Goal of the exercise :: Copy, from the entries below, each line in which the string "Walk" appears.

Extracted material ::
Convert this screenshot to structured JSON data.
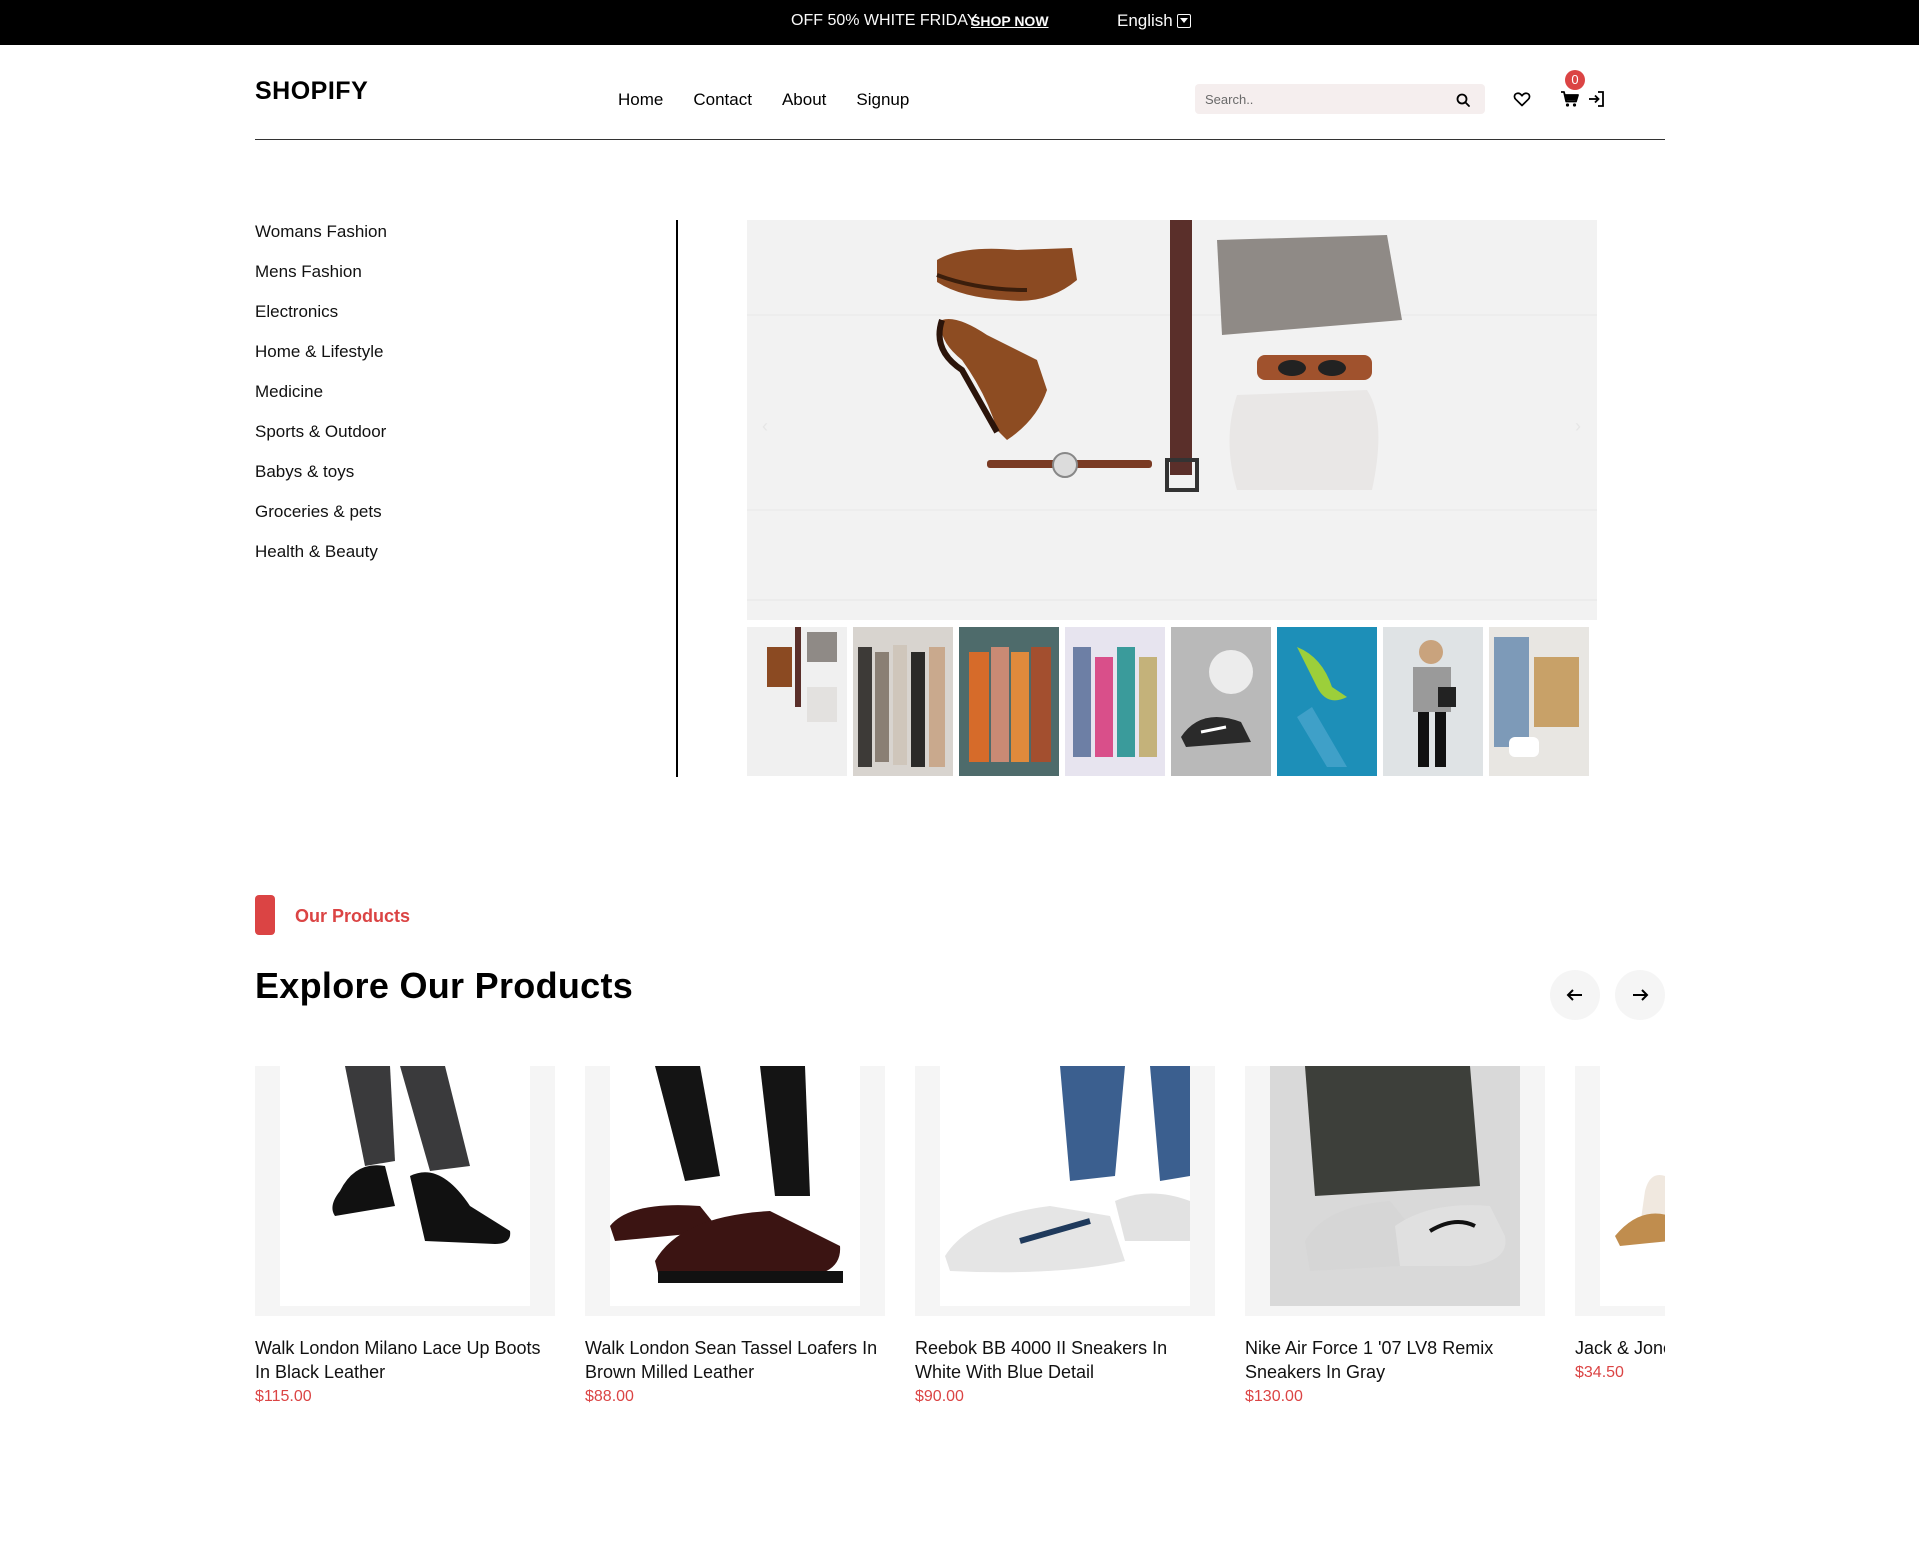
{
  "topbar": {
    "promo": "OFF 50% WHITE FRIDAY",
    "shop_link": "SHOP NOW",
    "language": "English"
  },
  "header": {
    "logo": "SHOPIFY",
    "nav": [
      "Home",
      "Contact",
      "About",
      "Signup"
    ],
    "search_placeholder": "Search..",
    "cart_count": "0",
    "icons": [
      "search-icon",
      "heart-icon",
      "cart-icon",
      "login-icon"
    ]
  },
  "categories": [
    "Womans Fashion",
    "Mens Fashion",
    "Electronics",
    "Home & Lifestyle",
    "Medicine",
    "Sports & Outdoor",
    "Babys & toys",
    "Groceries & pets",
    "Health & Beauty"
  ],
  "hero": {
    "arrows": [
      "‹",
      "›"
    ],
    "thumbnail_count": 8
  },
  "section": {
    "tag": "Our Products",
    "title": "Explore Our Products"
  },
  "products": [
    {
      "name": "Walk London Milano Lace Up Boots In Black Leather",
      "price": "$115.00"
    },
    {
      "name": "Walk London Sean Tassel Loafers In Brown Milled Leather",
      "price": "$88.00"
    },
    {
      "name": "Reebok BB 4000 II Sneakers In White With Blue Detail",
      "price": "$90.00"
    },
    {
      "name": "Nike Air Force 1 '07 LV8 Remix Sneakers In Gray",
      "price": "$130.00"
    },
    {
      "name": "Jack & Jones Slippers In",
      "price": "$34.50"
    }
  ],
  "colors": {
    "accent": "#db4444",
    "topbar_bg": "#000000",
    "search_bg": "#f5eeee"
  }
}
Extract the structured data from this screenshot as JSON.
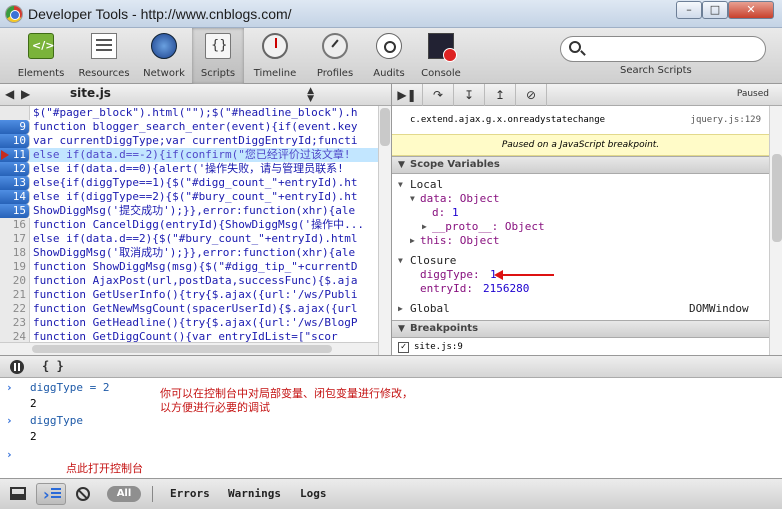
{
  "window": {
    "title": "Developer Tools - http://www.cnblogs.com/"
  },
  "toolbar": {
    "panels": [
      {
        "label": "Elements",
        "icon": "elements-icon"
      },
      {
        "label": "Resources",
        "icon": "resources-icon"
      },
      {
        "label": "Network",
        "icon": "network-icon"
      },
      {
        "label": "Scripts",
        "icon": "scripts-icon",
        "selected": true
      },
      {
        "label": "Timeline",
        "icon": "timeline-icon"
      },
      {
        "label": "Profiles",
        "icon": "profiles-icon"
      },
      {
        "label": "Audits",
        "icon": "audits-icon"
      },
      {
        "label": "Console",
        "icon": "console-icon"
      }
    ],
    "search_caption": "Search Scripts",
    "search_value": ""
  },
  "source": {
    "file": "site.js",
    "lines": [
      {
        "num": "",
        "text": "$(\"#pager_block\").html(\"\");$(\"#headline_block\").h"
      },
      {
        "num": "9",
        "breakpoint": true,
        "text": "function blogger_search_enter(event){if(event.key"
      },
      {
        "num": "10",
        "breakpoint": true,
        "text": "var currentDiggType;var currentDiggEntryId;functi"
      },
      {
        "num": "11",
        "breakpoint": true,
        "current": true,
        "text": "else if(data.d==-2){if(confirm(\"您已经评价过该文章!"
      },
      {
        "num": "12",
        "breakpoint": true,
        "text": "else if(data.d==0){alert('操作失败，请与管理员联系!"
      },
      {
        "num": "13",
        "breakpoint": true,
        "text": "else{if(diggType==1){$(\"#digg_count_\"+entryId).ht"
      },
      {
        "num": "14",
        "breakpoint": true,
        "text": "else if(diggType==2){$(\"#bury_count_\"+entryId).ht"
      },
      {
        "num": "15",
        "breakpoint": true,
        "text": "ShowDiggMsg('提交成功');}},error:function(xhr){ale"
      },
      {
        "num": "16",
        "text": "function CancelDigg(entryId){ShowDiggMsg('操作中..."
      },
      {
        "num": "17",
        "text": "else if(data.d==2){$(\"#bury_count_\"+entryId).html"
      },
      {
        "num": "18",
        "text": "ShowDiggMsg('取消成功');}},error:function(xhr){ale"
      },
      {
        "num": "19",
        "text": "function ShowDiggMsg(msg){$(\"#digg_tip_\"+currentD"
      },
      {
        "num": "20",
        "text": "function AjaxPost(url,postData,successFunc){$.aja"
      },
      {
        "num": "21",
        "text": "function GetUserInfo(){try{$.ajax({url:'/ws/Publi"
      },
      {
        "num": "22",
        "text": "function GetNewMsgCount(spacerUserId){$.ajax({url"
      },
      {
        "num": "23",
        "text": "function GetHeadline(){try{$.ajax({url:'/ws/BlogP"
      },
      {
        "num": "24",
        "text": "function GetDiggCount(){var entryIdList=[\"scor"
      }
    ]
  },
  "debugger": {
    "paused": "Paused",
    "callstack": {
      "fn": "c.extend.ajax.g.x.onreadystatechange",
      "loc": "jquery.js:129"
    },
    "paused_message": "Paused on a JavaScript breakpoint.",
    "scope_title": "Scope Variables",
    "local": "Local",
    "data": "data: Object",
    "d_name": "d:",
    "d_value": "1",
    "proto": "__proto__: Object",
    "this": "this: Object",
    "closure": "Closure",
    "diggType_name": "diggType:",
    "diggType_value": "1",
    "entryId_name": "entryId:",
    "entryId_value": "2156280",
    "global": "Global",
    "global_value": "DOMWindow",
    "breakpoints_title": "Breakpoints",
    "breakpoint_entry": "site.js:9"
  },
  "console": {
    "pretty": "{ }",
    "rows": [
      {
        "cmd": "diggType = 2",
        "result": "2"
      },
      {
        "cmd": "diggType",
        "result": "2"
      }
    ],
    "annotation_1": "你可以在控制台中对局部变量、闭包变量进行修改，",
    "annotation_2": "以方便进行必要的调试",
    "annotation_3": "点此打开控制台"
  },
  "statusbar": {
    "all": "All",
    "errors": "Errors",
    "warnings": "Warnings",
    "logs": "Logs"
  },
  "colors": {
    "annotation": "#c41212",
    "current_line": "#c2e6ff",
    "breakpoint": "#2762b8"
  }
}
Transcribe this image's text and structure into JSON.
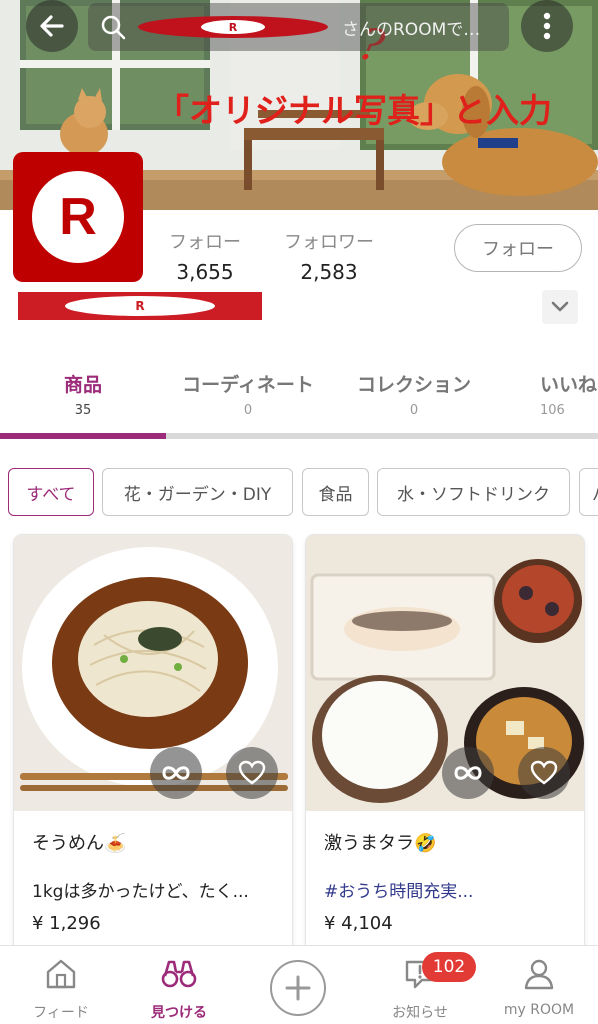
{
  "header": {
    "search_placeholder": "さんのROOMで…",
    "search_redacted_mark": "R",
    "annotation_mark": "?",
    "annotation_text": "「オリジナル写真」と入力"
  },
  "profile": {
    "avatar_letter": "R",
    "follow_label": "フォロー",
    "follow_count": "3,655",
    "follower_label": "フォロワー",
    "follower_count": "2,583",
    "follow_button": "フォロー",
    "name_redacted_mark": "R"
  },
  "tabs": [
    {
      "label": "商品",
      "count": "35",
      "active": true
    },
    {
      "label": "コーディネート",
      "count": "0"
    },
    {
      "label": "コレクション",
      "count": "0"
    },
    {
      "label": "いいね",
      "count": "106"
    }
  ],
  "chips": [
    {
      "label": "すべて",
      "active": true
    },
    {
      "label": "花・ガーデン・DIY"
    },
    {
      "label": "食品"
    },
    {
      "label": "水・ソフトドリンク"
    },
    {
      "label": "パ"
    }
  ],
  "products": [
    {
      "title": "そうめん🍝",
      "desc": "1kgは多かったけど、たく...",
      "price": "¥ 1,296"
    },
    {
      "title": "激うまタラ🤣",
      "desc": "#おうち時間充実...",
      "price": "¥ 4,104"
    }
  ],
  "bottom_nav": {
    "feed": "フィード",
    "find": "見つける",
    "notice": "お知らせ",
    "notice_badge": "102",
    "my": "my ROOM"
  },
  "colors": {
    "brand": "#bf0000",
    "accent": "#9c2b7a",
    "annotation": "#e0201b",
    "badge": "#e23b35"
  }
}
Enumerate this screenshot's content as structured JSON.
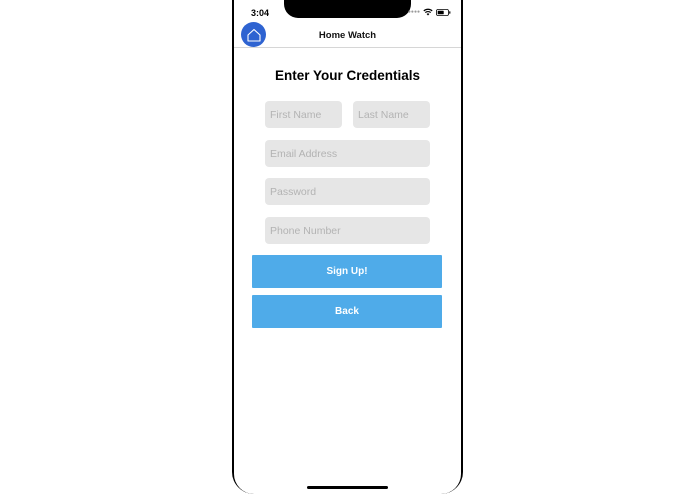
{
  "status_bar": {
    "time": "3:04"
  },
  "nav": {
    "title": "Home Watch",
    "logo_icon": "house-icon"
  },
  "form": {
    "heading": "Enter Your Credentials",
    "first_name_placeholder": "First Name",
    "last_name_placeholder": "Last Name",
    "email_placeholder": "Email Address",
    "password_placeholder": "Password",
    "phone_placeholder": "Phone Number"
  },
  "buttons": {
    "sign_up_label": "Sign Up!",
    "back_label": "Back"
  },
  "colors": {
    "accent_button": "#4fabe9",
    "logo_blue": "#2e63d1",
    "field_background": "#e6e6e6"
  }
}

Written response ::
      "name": "Walk London Milano Lace Up Boots In Black Leather",
      "name": "Walk London Sean Tassel Loafers In Brown Milled Leather",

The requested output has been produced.